__OBJECTIVE__
Go through the entries one line at a time, and gather every line that has the word "JSON".

### TASK INPUTS

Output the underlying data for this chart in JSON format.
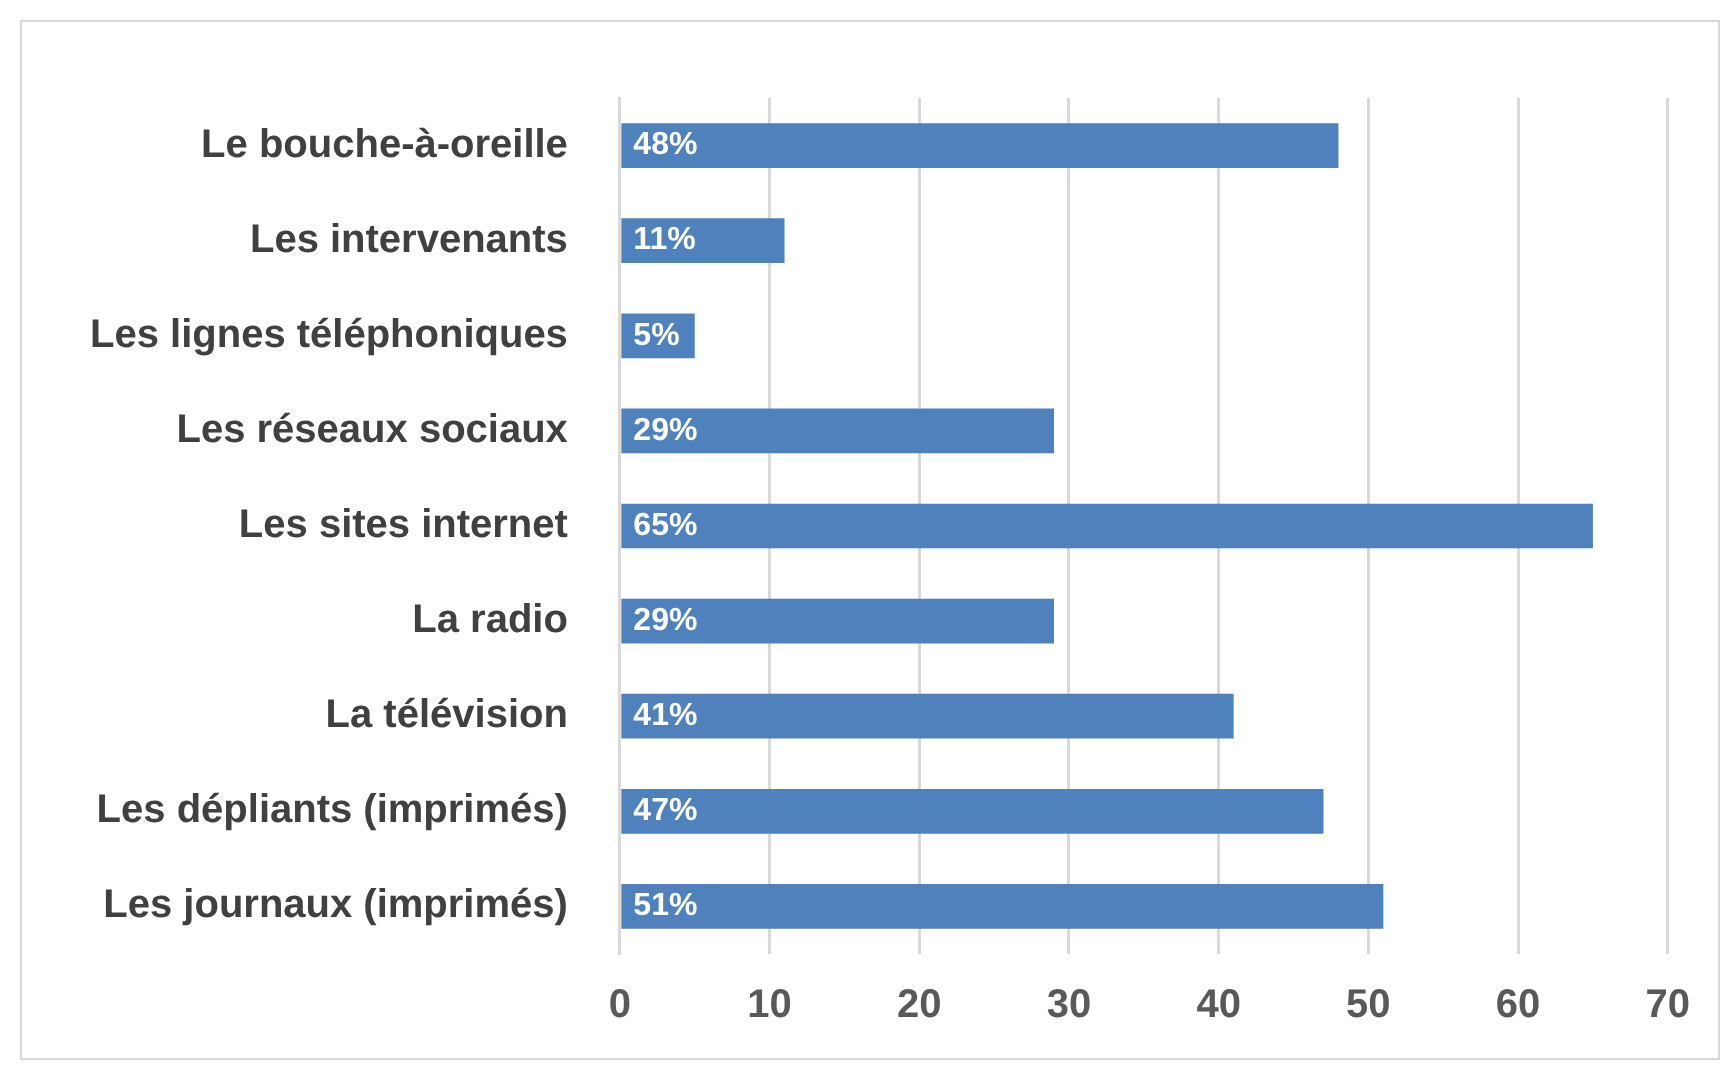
{
  "chart_data": {
    "type": "bar",
    "orientation": "horizontal",
    "categories": [
      "Le bouche-à-oreille",
      "Les intervenants",
      "Les lignes téléphoniques",
      "Les réseaux sociaux",
      "Les sites internet",
      "La radio",
      "La télévision",
      "Les dépliants (imprimés)",
      "Les journaux (imprimés)"
    ],
    "values": [
      48,
      11,
      5,
      29,
      65,
      29,
      41,
      47,
      51
    ],
    "value_labels": [
      "48%",
      "11%",
      "5%",
      "29%",
      "65%",
      "29%",
      "41%",
      "47%",
      "51%"
    ],
    "color": "#4f81bd",
    "xlim": [
      0,
      70
    ],
    "xticks": [
      0,
      10,
      20,
      30,
      40,
      50,
      60,
      70
    ],
    "grid": "x",
    "legend": false
  }
}
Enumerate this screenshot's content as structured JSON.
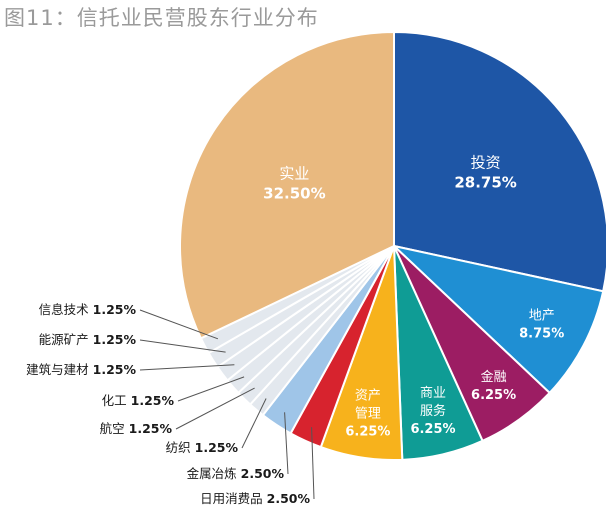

######

__RESULT__
Output the underlying data for this chart in JSON format.
Enumerate this screenshot's content as structured JSON.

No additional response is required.